Render every line of the records below as a numbered list, omitting any blank lines.

-- Source data --
------------------------------------

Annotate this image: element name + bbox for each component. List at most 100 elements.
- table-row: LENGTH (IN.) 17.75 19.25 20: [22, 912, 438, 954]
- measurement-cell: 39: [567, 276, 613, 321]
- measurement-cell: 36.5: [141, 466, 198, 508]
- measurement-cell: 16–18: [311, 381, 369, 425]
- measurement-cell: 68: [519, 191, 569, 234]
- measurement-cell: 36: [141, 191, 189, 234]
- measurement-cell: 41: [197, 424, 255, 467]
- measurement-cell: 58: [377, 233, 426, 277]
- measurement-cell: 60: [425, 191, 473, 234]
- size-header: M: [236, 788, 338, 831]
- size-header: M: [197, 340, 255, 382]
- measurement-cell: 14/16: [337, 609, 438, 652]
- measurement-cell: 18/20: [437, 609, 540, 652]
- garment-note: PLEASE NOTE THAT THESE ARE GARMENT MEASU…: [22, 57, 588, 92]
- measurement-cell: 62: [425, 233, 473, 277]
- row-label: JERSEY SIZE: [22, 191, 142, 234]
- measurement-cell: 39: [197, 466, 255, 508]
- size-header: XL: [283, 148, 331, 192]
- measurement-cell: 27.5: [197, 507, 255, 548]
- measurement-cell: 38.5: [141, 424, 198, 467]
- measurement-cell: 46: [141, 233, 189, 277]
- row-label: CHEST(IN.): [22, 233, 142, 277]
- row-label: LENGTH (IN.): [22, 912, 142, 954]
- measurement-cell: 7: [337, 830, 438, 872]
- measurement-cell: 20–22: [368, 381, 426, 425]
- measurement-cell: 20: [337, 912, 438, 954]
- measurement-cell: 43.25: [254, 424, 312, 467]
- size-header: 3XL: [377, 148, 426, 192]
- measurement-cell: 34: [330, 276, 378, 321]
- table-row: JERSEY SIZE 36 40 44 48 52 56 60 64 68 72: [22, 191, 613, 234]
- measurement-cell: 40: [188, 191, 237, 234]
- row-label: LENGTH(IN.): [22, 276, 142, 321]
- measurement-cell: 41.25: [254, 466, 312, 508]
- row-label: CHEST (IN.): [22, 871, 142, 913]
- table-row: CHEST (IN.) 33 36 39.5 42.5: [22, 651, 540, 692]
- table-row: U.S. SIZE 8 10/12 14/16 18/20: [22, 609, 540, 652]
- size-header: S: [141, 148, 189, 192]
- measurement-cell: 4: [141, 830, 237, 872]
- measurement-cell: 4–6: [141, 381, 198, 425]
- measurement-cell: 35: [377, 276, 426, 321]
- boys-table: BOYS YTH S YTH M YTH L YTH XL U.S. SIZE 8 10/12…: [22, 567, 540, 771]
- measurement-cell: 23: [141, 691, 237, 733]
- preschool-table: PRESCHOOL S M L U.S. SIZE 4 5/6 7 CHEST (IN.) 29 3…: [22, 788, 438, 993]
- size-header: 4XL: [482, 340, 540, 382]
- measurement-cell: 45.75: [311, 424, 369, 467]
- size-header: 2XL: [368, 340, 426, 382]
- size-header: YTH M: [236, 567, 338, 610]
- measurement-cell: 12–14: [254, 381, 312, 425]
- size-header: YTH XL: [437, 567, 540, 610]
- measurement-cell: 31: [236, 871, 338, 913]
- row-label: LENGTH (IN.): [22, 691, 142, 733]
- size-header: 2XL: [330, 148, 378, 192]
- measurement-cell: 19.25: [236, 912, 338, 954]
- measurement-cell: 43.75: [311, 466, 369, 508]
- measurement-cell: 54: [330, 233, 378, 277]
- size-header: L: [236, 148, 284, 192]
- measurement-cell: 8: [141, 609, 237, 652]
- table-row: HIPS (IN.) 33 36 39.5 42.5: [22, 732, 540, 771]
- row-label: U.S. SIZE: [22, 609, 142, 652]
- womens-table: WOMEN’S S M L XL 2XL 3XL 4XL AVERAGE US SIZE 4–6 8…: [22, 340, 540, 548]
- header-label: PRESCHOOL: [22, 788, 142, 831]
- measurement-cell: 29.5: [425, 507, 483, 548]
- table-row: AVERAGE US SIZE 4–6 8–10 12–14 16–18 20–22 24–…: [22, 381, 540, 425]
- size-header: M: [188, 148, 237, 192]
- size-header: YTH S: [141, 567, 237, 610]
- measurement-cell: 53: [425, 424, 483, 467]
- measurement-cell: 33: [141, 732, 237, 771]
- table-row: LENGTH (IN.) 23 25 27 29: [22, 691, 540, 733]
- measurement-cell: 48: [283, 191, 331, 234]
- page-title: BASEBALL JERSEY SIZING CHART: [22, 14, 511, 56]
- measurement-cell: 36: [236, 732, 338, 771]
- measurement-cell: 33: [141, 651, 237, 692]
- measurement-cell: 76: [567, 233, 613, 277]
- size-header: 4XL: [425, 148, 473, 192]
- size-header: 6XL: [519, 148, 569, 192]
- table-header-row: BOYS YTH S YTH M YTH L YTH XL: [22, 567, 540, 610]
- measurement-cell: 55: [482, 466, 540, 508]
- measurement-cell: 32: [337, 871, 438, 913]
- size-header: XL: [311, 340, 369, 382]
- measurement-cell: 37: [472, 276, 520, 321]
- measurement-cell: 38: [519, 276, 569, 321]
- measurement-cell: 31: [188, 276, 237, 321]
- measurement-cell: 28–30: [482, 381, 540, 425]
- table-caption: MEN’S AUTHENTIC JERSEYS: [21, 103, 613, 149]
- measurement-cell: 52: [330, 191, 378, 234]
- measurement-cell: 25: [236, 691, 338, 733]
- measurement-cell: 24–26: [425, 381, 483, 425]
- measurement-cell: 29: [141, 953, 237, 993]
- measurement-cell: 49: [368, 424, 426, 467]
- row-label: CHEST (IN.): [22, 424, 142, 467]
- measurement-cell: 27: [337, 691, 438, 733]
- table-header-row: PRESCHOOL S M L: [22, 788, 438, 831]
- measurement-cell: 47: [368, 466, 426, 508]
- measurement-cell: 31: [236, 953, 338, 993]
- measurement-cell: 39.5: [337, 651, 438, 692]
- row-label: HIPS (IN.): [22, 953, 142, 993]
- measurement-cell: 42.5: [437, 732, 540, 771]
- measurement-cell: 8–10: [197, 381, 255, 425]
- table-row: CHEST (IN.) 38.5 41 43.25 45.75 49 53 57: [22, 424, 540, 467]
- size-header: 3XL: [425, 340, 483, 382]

------------------------------------

-- Output for this task --
1. Annotate this image: element name + bbox for each component. List at most 100 elements.
2. - table-row: LENGTH (IN.) 17.75 19.25 20: [22, 912, 438, 954]
3. - measurement-cell: 39: [567, 276, 613, 321]
4. - measurement-cell: 36.5: [141, 466, 198, 508]
5. - measurement-cell: 16–18: [311, 381, 369, 425]
6. - measurement-cell: 68: [519, 191, 569, 234]
7. - measurement-cell: 36: [141, 191, 189, 234]
8. - measurement-cell: 41: [197, 424, 255, 467]
9. - measurement-cell: 58: [377, 233, 426, 277]
10. - measurement-cell: 60: [425, 191, 473, 234]
11. - size-header: M: [236, 788, 338, 831]
12. - size-header: M: [197, 340, 255, 382]
13. - measurement-cell: 14/16: [337, 609, 438, 652]
14. - measurement-cell: 18/20: [437, 609, 540, 652]
15. - garment-note: PLEASE NOTE THAT THESE ARE GARMENT MEASU…: [22, 57, 588, 92]
16. - measurement-cell: 62: [425, 233, 473, 277]
17. - row-label: JERSEY SIZE: [22, 191, 142, 234]
18. - measurement-cell: 39: [197, 466, 255, 508]
19. - size-header: XL: [283, 148, 331, 192]
20. - measurement-cell: 27.5: [197, 507, 255, 548]
21. - measurement-cell: 38.5: [141, 424, 198, 467]
22. - measurement-cell: 46: [141, 233, 189, 277]
23. - row-label: CHEST(IN.): [22, 233, 142, 277]
24. - row-label: LENGTH (IN.): [22, 912, 142, 954]
25. - measurement-cell: 7: [337, 830, 438, 872]
26. - measurement-cell: 20–22: [368, 381, 426, 425]
27. - measurement-cell: 20: [337, 912, 438, 954]
28. - measurement-cell: 43.25: [254, 424, 312, 467]
29. - size-header: 3XL: [377, 148, 426, 192]
30. - measurement-cell: 34: [330, 276, 378, 321]
31. - table-row: JERSEY SIZE 36 40 44 48 52 56 60 64 68 72: [22, 191, 613, 234]
32. - measurement-cell: 40: [188, 191, 237, 234]
33. - row-label: LENGTH(IN.): [22, 276, 142, 321]
34. - measurement-cell: 41.25: [254, 466, 312, 508]
35. - row-label: CHEST (IN.): [22, 871, 142, 913]
36. - table-row: CHEST (IN.) 33 36 39.5 42.5: [22, 651, 540, 692]
37. - table-row: U.S. SIZE 8 10/12 14/16 18/20: [22, 609, 540, 652]
38. - size-header: S: [141, 148, 189, 192]
39. - measurement-cell: 4: [141, 830, 237, 872]
40. - measurement-cell: 4–6: [141, 381, 198, 425]
41. - measurement-cell: 35: [377, 276, 426, 321]
42. - boys-table: BOYS YTH S YTH M YTH L YTH XL U.S. SIZE 8 10/12…: [22, 567, 540, 771]
43. - measurement-cell: 23: [141, 691, 237, 733]
44. - preschool-table: PRESCHOOL S M L U.S. SIZE 4 5/6 7 CHEST (IN.) 29 3…: [22, 788, 438, 993]
45. - size-header: 4XL: [482, 340, 540, 382]
46. - measurement-cell: 45.75: [311, 424, 369, 467]
47. - size-header: 2XL: [368, 340, 426, 382]
48. - size-header: YTH M: [236, 567, 338, 610]
49. - measurement-cell: 12–14: [254, 381, 312, 425]
50. - size-header: YTH XL: [437, 567, 540, 610]
51. - measurement-cell: 31: [236, 871, 338, 913]
52. - row-label: LENGTH (IN.): [22, 691, 142, 733]
53. - size-header: 2XL: [330, 148, 378, 192]
54. - measurement-cell: 19.25: [236, 912, 338, 954]
55. - measurement-cell: 43.75: [311, 466, 369, 508]
56. - measurement-cell: 54: [330, 233, 378, 277]
57. - size-header: L: [236, 148, 284, 192]
58. - measurement-cell: 8: [141, 609, 237, 652]
59. - table-row: HIPS (IN.) 33 36 39.5 42.5: [22, 732, 540, 771]
60. - row-label: U.S. SIZE: [22, 609, 142, 652]
61. - womens-table: WOMEN’S S M L XL 2XL 3XL 4XL AVERAGE US SIZE 4–6 8…: [22, 340, 540, 548]
62. - header-label: PRESCHOOL: [22, 788, 142, 831]
63. - measurement-cell: 29.5: [425, 507, 483, 548]
64. - table-row: AVERAGE US SIZE 4–6 8–10 12–14 16–18 20–22 24–…: [22, 381, 540, 425]
65. - size-header: M: [188, 148, 237, 192]
66. - size-header: YTH S: [141, 567, 237, 610]
67. - measurement-cell: 53: [425, 424, 483, 467]
68. - measurement-cell: 33: [141, 732, 237, 771]
69. - table-row: LENGTH (IN.) 23 25 27 29: [22, 691, 540, 733]
70. - measurement-cell: 48: [283, 191, 331, 234]
71. - page-title: BASEBALL JERSEY SIZING CHART: [22, 14, 511, 56]
72. - measurement-cell: 36: [236, 732, 338, 771]
73. - measurement-cell: 33: [141, 651, 237, 692]
74. - measurement-cell: 76: [567, 233, 613, 277]
75. - size-header: 4XL: [425, 148, 473, 192]
76. - size-header: 6XL: [519, 148, 569, 192]
77. - table-header-row: BOYS YTH S YTH M YTH L YTH XL: [22, 567, 540, 610]
78. - measurement-cell: 55: [482, 466, 540, 508]
79. - measurement-cell: 32: [337, 871, 438, 913]
80. - size-header: XL: [311, 340, 369, 382]
81. - measurement-cell: 37: [472, 276, 520, 321]
82. - measurement-cell: 38: [519, 276, 569, 321]
83. - measurement-cell: 31: [188, 276, 237, 321]
84. - measurement-cell: 28–30: [482, 381, 540, 425]
85. - table-caption: MEN’S AUTHENTIC JERSEYS: [21, 103, 613, 149]
86. - measurement-cell: 52: [330, 191, 378, 234]
87. - measurement-cell: 25: [236, 691, 338, 733]
88. - measurement-cell: 24–26: [425, 381, 483, 425]
89. - measurement-cell: 29: [141, 953, 237, 993]
90. - measurement-cell: 49: [368, 424, 426, 467]
91. - row-label: CHEST (IN.): [22, 424, 142, 467]
92. - measurement-cell: 27: [337, 691, 438, 733]
93. - table-header-row: PRESCHOOL S M L: [22, 788, 438, 831]
94. - measurement-cell: 47: [368, 466, 426, 508]
95. - measurement-cell: 31: [236, 953, 338, 993]
96. - measurement-cell: 39.5: [337, 651, 438, 692]
97. - row-label: HIPS (IN.): [22, 953, 142, 993]
98. - measurement-cell: 42.5: [437, 732, 540, 771]
99. - measurement-cell: 8–10: [197, 381, 255, 425]
100. - table-row: CHEST (IN.) 38.5 41 43.25 45.75 49 53 57: [22, 424, 540, 467]
101. - size-header: 3XL: [425, 340, 483, 382]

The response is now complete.